» QUESTIONS TO ANSWER:
**1)** List the law firms that the court opinion names as attorneys for the parties who argued the appeal.
**2)** According to the court opinion, what two things did the home inspection report note?
**3)** Reproduce the passage of the court opinion starting with "Defendants Steven Belmonte" and going on through "inspector suggested follow-up.".

» PAGE EXTRACT:
--- START ---

SUPERIOR COURT OF NEW JERSEY APPELLATE DIVISION
Dec 13, 2018
DOCKET NO. A-2890-16T1 (App. Div. Dec. 13, 2018)

Opinion

DOCKET NO. A-2890-16T1

12-13-2018

RICHARD NOBIS and CHRISTINA NOBIS, Plaintiffs, v. STEVEN BELMONTE and DWYONIA BELMONTE, Defendants-Appellants, and WILLIAM V. LANE, JOHNSTONE, SKOK, LAUGHLIN & LANE, MATTHEW TAL, HOSPITALITY SOLUTIONS REALTY SERVICES, LLC, HOSPITALITY SOLUTIONS, LLC, HOSPITALITY SOLUTIONS WORLDWIDE, LLC, RE/MAX FIRST CHOICE REALTORS, and PATRICIA DiGERONIMO, Defendants, and LAURIE BOGAARD, Defendant-Respondent.

Anthony M. Bedwell argued the cause for appellants (Jardim, Meisner & Susser, PC, and Bedwell & Pyrich, LLC, attorneys; Anthony M. Bedwell, of counsel and on the briefs). Gregg S. Kahn argued the cause for respondents Laurie Bogaard and Bogaard & Associates, LLC (Wilson, Elser, Moskowitz, Edelman & Dicker, LLP, attorneys; Gregg S. Kahn, of counsel and on the brief; John P. O'Toole, on the brief).


NOT FOR PUBLICATION WITHOUT THE APPROVAL OF THE APPELLATE DIVISION

This opinion shall not "constitute precedent or be binding upon any court." Although it is posted on the internet, this opinion is binding only on the parties in the case and its use in other cases is limited. R. 1:36-3. Before Judges Alvarez and Nugent. On appeal from Superior Court of New Jersey, Law Division, Union County, Docket No. L-3595-14. Anthony M. Bedwell argued the cause for appellants (Jardim, Meisner & Susser, PC, and Bedwell & Pyrich, LLC, attorneys; Anthony M. Bedwell, of counsel and on the briefs). Gregg S. Kahn argued the cause for respondents Laurie Bogaard and Bogaard & Associates, LLC (Wilson, Elser, Moskowitz, Edelman & Dicker, LLP, attorneys; Gregg S. Kahn, of counsel and on the brief; John P. O'Toole, on the brief). PER CURIAM

Defendants Steven Belmonte and Dwyonia Belmonte appeal the February 1, 2017 grant of partial summary judgment to defendants Bogaard & Associates, LLC, and Laurie Bogaard, Esquire, (Bogaard) dismissing the Belmonte's crossclaim for legal malpractice. For the reasons that follow, we affirm.

In January 2011, the Belmontes entered into an agreement to sell their home to plaintiffs Richard and Christina Nobis. The agreement was contingent upon the Nobises obtaining a satisfactory home inspection. The home inspection report noted that the attic space above the garage had been painted white, and that a fan had been installed in the den. Concerned that those two circumstances might indicate a mold problem, the inspector suggested follow-up.

The plaintiffs and the Belmonte defendants will be referred to by their first names where necessary to avoid confusion.

--- END ---

Stored entries
--- START ---

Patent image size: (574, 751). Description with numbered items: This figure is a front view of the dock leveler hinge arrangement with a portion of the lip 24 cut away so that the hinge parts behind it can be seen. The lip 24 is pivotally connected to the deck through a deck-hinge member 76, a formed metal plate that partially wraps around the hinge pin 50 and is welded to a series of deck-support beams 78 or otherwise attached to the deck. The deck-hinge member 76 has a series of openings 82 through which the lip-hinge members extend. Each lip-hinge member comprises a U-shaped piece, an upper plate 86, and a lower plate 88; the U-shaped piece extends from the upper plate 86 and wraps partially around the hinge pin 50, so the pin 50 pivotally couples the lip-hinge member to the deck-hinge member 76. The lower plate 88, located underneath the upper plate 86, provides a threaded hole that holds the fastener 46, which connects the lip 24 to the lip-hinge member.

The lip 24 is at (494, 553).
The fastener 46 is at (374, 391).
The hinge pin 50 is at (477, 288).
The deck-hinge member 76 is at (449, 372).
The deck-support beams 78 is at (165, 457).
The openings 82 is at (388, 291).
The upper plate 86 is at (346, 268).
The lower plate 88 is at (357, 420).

--- END ---

» TASK RESPONSES:
**1)**
- Jardim, Meisner & Susser, PC
- Bedwell & Pyrich, LLC
- Wilson, Elser, Moskowitz, Edelman & Dicker, LLP

**2)** The report noted that the attic space above the garage had been painted white and that a fan had been installed in the den.

**3)**
Defendants Steven Belmonte and Dwyonia Belmonte appeal the February 1, 2017 grant of partial summary judgment to defendants Bogaard & Associates, LLC, and Laurie Bogaard, Esquire, (Bogaard) dismissing the Belmonte's crossclaim for legal malpractice. For the reasons that follow, we affirm.

In January 2011, the Belmontes entered into an agreement to sell their home to plaintiffs Richard and Christina Nobis. The agreement was contingent upon the Nobises obtaining a satisfactory home inspection. The home inspection report noted that the attic space above the garage had been painted white, and that a fan had been installed in the den. Concerned that those two circumstances might indicate a mold problem, the inspector suggested follow-up.